[Start]
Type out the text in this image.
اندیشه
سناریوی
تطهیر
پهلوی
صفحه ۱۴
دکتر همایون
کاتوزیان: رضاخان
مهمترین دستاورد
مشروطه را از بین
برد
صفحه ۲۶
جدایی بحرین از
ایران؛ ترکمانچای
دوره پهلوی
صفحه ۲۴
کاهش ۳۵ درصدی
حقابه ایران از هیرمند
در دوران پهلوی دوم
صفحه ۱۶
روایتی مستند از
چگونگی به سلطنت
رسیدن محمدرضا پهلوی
[End]
[Start]
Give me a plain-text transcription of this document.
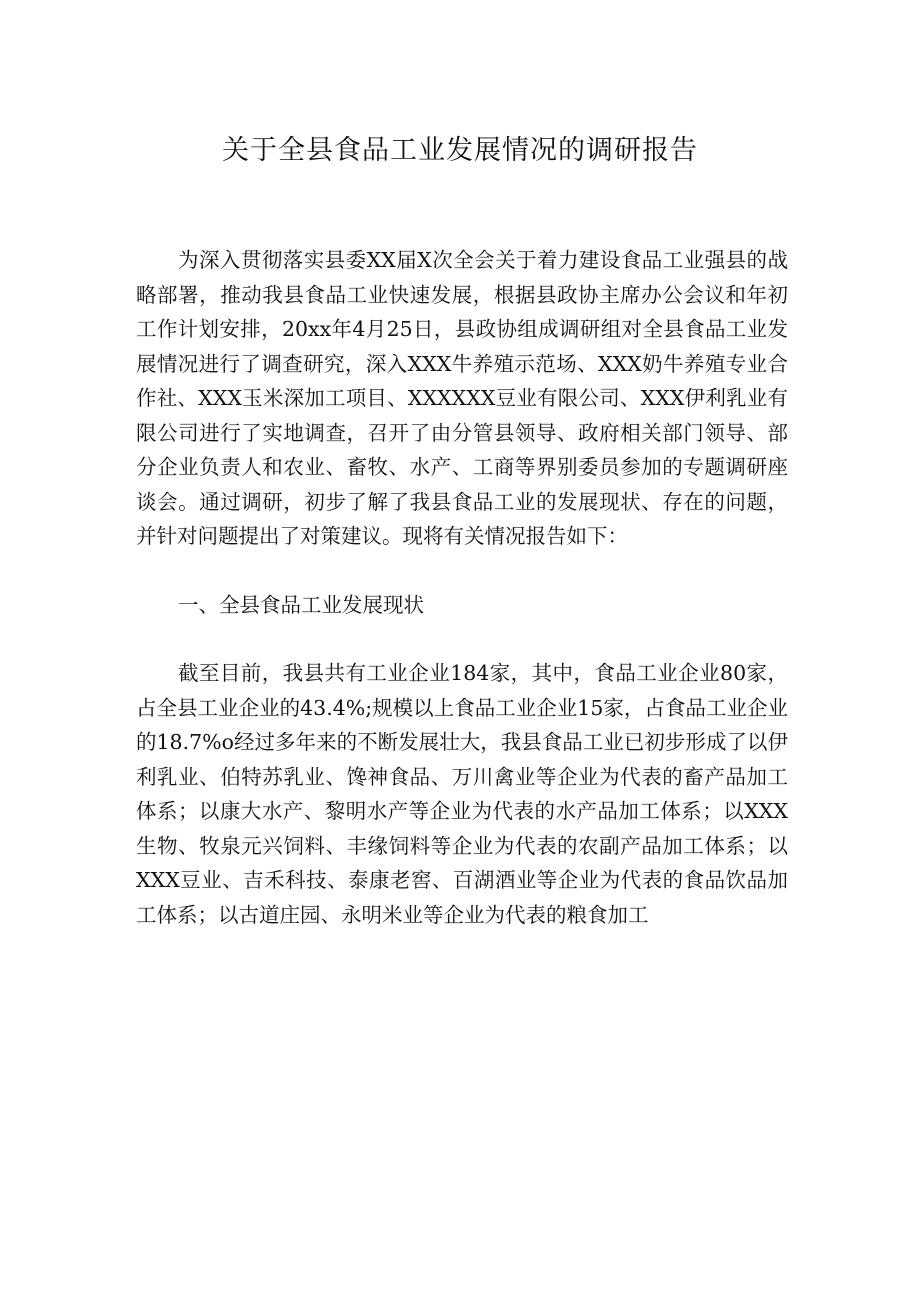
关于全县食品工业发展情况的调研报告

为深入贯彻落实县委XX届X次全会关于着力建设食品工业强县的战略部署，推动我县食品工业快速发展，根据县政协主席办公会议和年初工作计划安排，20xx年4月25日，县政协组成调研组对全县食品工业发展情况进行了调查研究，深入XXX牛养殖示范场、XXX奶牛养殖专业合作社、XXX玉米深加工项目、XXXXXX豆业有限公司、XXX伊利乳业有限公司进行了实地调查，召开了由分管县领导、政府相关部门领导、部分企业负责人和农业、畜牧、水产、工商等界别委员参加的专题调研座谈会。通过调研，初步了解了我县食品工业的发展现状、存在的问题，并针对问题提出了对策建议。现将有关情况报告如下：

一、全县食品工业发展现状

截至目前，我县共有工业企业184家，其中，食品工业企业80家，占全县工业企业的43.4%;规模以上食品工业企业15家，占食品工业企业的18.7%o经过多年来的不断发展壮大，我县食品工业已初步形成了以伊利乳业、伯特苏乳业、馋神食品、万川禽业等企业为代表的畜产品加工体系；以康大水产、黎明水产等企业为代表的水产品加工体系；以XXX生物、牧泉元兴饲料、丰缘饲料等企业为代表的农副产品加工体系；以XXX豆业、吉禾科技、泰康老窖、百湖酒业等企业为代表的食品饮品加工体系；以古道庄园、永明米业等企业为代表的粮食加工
[End]
[Start]
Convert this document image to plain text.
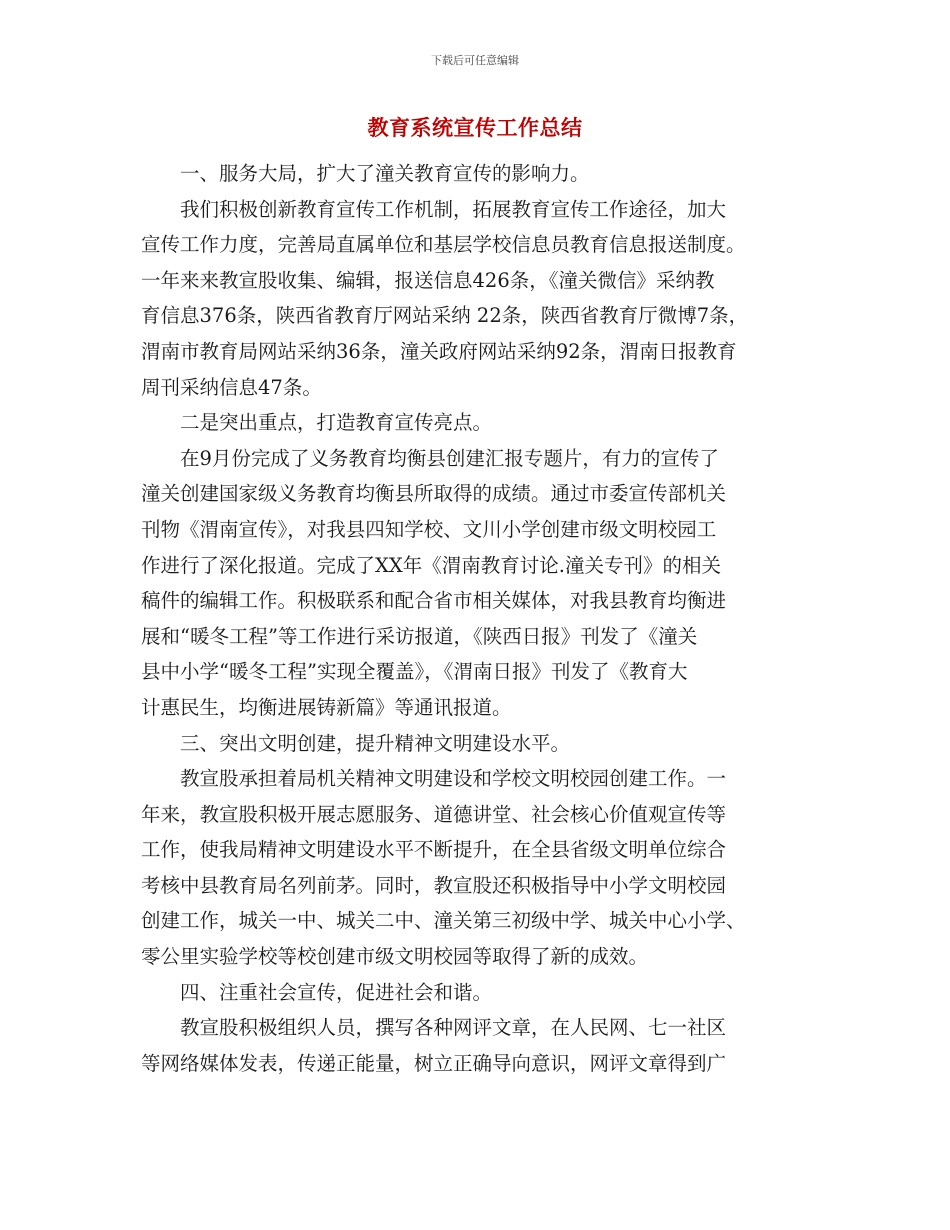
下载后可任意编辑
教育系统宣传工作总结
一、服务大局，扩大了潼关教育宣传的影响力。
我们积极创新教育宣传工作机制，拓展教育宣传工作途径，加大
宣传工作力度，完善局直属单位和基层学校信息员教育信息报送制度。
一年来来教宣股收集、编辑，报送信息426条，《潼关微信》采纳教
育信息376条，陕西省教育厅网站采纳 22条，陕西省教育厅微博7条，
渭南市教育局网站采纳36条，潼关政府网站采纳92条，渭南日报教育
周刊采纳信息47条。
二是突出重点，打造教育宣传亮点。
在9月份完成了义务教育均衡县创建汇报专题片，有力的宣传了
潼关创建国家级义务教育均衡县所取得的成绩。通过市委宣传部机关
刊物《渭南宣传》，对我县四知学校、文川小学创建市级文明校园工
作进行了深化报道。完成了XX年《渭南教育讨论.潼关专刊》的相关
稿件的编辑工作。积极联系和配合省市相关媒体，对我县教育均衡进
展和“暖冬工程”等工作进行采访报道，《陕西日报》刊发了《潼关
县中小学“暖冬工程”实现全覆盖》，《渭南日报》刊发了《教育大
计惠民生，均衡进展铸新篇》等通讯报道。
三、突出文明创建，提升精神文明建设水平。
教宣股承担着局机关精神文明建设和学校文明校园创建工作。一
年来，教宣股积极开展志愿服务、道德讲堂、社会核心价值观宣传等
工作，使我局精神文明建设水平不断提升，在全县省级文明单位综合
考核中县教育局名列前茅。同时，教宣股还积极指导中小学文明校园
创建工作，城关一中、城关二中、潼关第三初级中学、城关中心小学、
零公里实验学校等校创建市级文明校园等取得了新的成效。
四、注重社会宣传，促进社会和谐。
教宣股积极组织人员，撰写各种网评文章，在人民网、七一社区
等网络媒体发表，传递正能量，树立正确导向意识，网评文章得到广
[End]
● **DIRECTIVE**:
Copy each line of the records containing the string "document".

● **RESPONSE BELOW**:
Give me a plain-text transcription of this document.
Convert this document image to plain text.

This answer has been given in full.